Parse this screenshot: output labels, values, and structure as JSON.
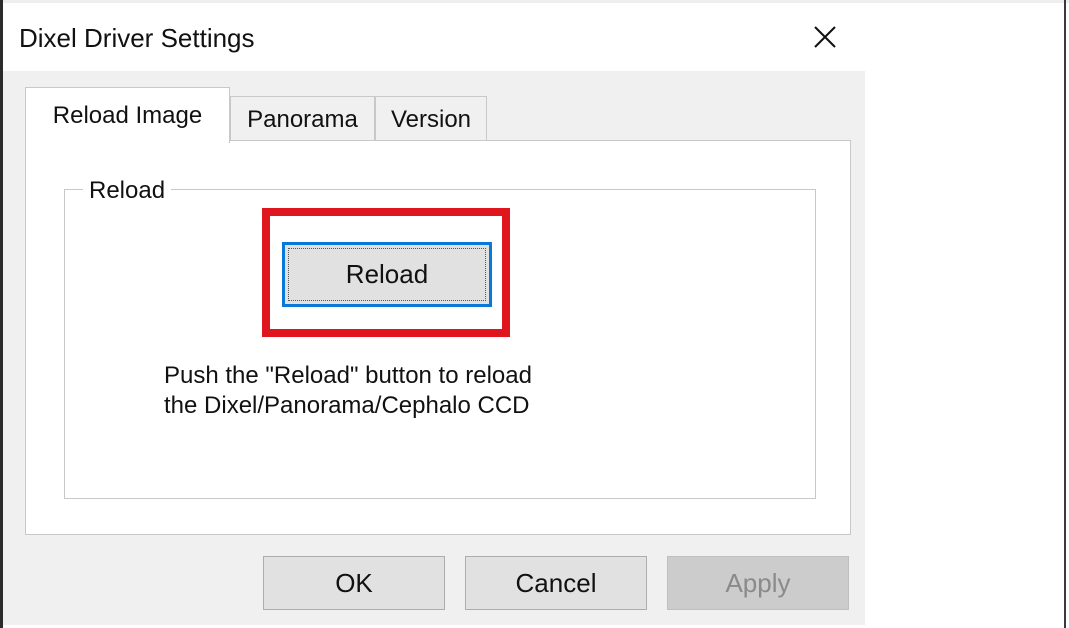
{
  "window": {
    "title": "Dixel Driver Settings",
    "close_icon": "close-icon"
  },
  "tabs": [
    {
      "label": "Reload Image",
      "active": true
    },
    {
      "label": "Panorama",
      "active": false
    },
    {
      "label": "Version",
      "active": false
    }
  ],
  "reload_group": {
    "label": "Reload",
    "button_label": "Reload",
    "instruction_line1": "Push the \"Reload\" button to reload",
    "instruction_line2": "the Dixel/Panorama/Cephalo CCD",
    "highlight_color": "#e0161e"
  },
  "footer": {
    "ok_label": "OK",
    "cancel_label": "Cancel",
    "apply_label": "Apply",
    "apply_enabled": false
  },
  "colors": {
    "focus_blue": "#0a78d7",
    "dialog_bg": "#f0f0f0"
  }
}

■ **What you are asked to do**: Your copy should match the entries exactly, minus the pictures.

■ **Answer below**:
Parse this screenshot: output labels, values, and structure as JSON.
{
  "window": {
    "title": "Dixel Driver Settings",
    "close_icon": "close-icon"
  },
  "tabs": [
    {
      "label": "Reload Image",
      "active": true
    },
    {
      "label": "Panorama",
      "active": false
    },
    {
      "label": "Version",
      "active": false
    }
  ],
  "reload_group": {
    "label": "Reload",
    "button_label": "Reload",
    "instruction_line1": "Push the \"Reload\" button to reload",
    "instruction_line2": "the Dixel/Panorama/Cephalo CCD",
    "highlight_color": "#e0161e"
  },
  "footer": {
    "ok_label": "OK",
    "cancel_label": "Cancel",
    "apply_label": "Apply",
    "apply_enabled": false
  },
  "colors": {
    "focus_blue": "#0a78d7",
    "dialog_bg": "#f0f0f0"
  }
}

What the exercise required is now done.